(Region boundary data)
┌──
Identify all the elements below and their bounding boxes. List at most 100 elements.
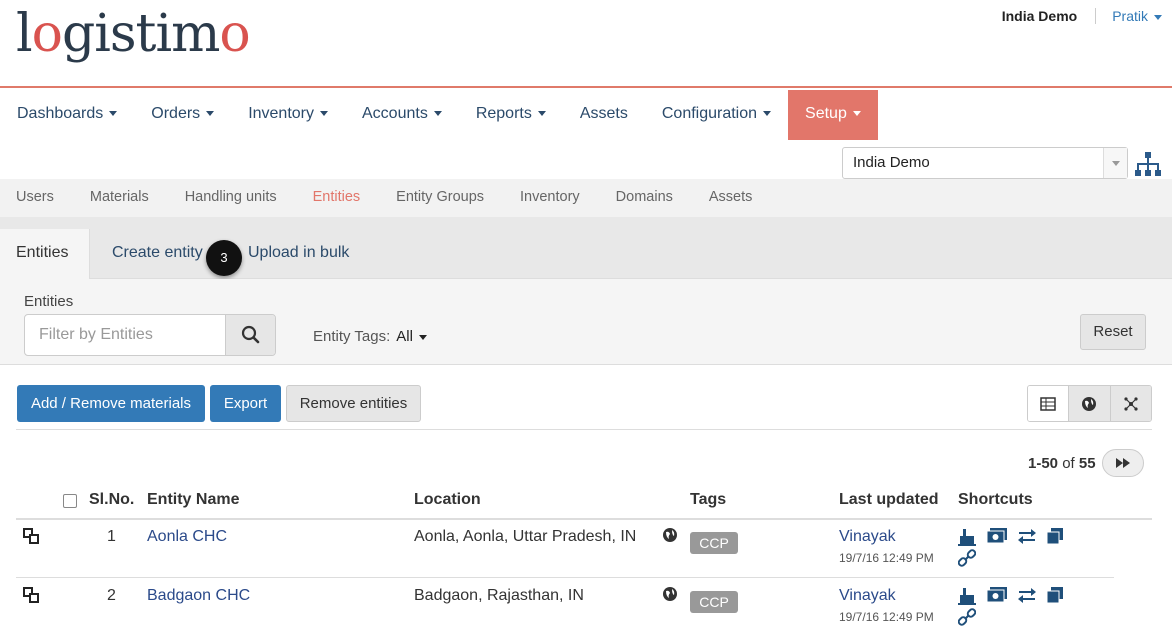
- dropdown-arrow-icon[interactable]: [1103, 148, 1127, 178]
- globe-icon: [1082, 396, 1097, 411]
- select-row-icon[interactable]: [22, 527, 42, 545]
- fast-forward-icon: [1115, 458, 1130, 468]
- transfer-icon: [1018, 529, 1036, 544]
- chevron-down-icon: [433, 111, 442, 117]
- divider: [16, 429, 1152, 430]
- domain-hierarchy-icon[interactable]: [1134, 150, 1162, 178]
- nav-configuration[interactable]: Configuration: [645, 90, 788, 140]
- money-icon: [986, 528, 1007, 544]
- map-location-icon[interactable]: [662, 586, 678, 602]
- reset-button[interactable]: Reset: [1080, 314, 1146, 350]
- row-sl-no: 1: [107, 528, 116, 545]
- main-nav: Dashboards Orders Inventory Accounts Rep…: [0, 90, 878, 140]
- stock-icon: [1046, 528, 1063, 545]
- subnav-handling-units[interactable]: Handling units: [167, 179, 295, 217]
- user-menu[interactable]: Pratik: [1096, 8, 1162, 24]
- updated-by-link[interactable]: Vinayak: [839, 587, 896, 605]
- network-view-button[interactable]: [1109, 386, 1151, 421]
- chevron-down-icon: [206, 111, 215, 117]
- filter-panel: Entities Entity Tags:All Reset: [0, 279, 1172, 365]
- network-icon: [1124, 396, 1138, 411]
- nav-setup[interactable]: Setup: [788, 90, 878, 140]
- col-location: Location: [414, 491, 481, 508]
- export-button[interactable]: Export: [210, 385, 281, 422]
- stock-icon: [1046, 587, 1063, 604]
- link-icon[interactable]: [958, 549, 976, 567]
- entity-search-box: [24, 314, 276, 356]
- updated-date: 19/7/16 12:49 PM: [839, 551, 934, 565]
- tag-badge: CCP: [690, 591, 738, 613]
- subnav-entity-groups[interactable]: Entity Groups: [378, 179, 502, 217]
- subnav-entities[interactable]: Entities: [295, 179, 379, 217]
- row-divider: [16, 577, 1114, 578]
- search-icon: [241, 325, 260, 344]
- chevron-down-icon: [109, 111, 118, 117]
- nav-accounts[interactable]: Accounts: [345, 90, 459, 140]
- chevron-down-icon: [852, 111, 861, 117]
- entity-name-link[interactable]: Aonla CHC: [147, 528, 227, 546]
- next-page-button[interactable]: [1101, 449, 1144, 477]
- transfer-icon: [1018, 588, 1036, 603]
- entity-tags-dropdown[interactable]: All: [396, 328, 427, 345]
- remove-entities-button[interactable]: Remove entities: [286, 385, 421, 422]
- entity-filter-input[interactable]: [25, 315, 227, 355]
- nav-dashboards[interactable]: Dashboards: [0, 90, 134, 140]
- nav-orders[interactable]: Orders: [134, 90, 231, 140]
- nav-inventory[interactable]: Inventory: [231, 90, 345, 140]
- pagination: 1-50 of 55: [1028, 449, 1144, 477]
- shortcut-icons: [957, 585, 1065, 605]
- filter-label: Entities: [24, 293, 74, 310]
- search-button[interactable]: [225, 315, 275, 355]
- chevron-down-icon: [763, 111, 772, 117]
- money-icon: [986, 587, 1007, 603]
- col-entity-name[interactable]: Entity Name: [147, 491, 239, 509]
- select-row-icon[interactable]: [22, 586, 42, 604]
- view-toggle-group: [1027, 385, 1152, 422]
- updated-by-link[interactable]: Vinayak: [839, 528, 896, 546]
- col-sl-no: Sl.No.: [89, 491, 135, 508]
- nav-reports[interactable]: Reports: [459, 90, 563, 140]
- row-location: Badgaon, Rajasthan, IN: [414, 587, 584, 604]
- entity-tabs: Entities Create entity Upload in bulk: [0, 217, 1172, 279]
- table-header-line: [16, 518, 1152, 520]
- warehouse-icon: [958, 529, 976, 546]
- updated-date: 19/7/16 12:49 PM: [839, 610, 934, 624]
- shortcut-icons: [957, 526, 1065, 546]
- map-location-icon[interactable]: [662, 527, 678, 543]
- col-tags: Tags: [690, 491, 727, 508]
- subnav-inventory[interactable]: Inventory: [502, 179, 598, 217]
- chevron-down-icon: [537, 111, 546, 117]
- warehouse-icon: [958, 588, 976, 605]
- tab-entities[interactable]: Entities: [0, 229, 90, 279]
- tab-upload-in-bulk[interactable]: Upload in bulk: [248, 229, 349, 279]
└──
= Required task =
Copy the lines of the listing verbatim, from the line with "- dropdown-arrow-icon[interactable]: [1103, 148, 1127, 178]" to the line with "- money-icon: [986, 528, 1007, 544]", both of those lines included.

= Worked answer =
- dropdown-arrow-icon[interactable]: [1103, 148, 1127, 178]
- globe-icon: [1082, 396, 1097, 411]
- select-row-icon[interactable]: [22, 527, 42, 545]
- fast-forward-icon: [1115, 458, 1130, 468]
- transfer-icon: [1018, 529, 1036, 544]
- chevron-down-icon: [433, 111, 442, 117]
- divider: [16, 429, 1152, 430]
- domain-hierarchy-icon[interactable]: [1134, 150, 1162, 178]
- nav-configuration[interactable]: Configuration: [645, 90, 788, 140]
- money-icon: [986, 528, 1007, 544]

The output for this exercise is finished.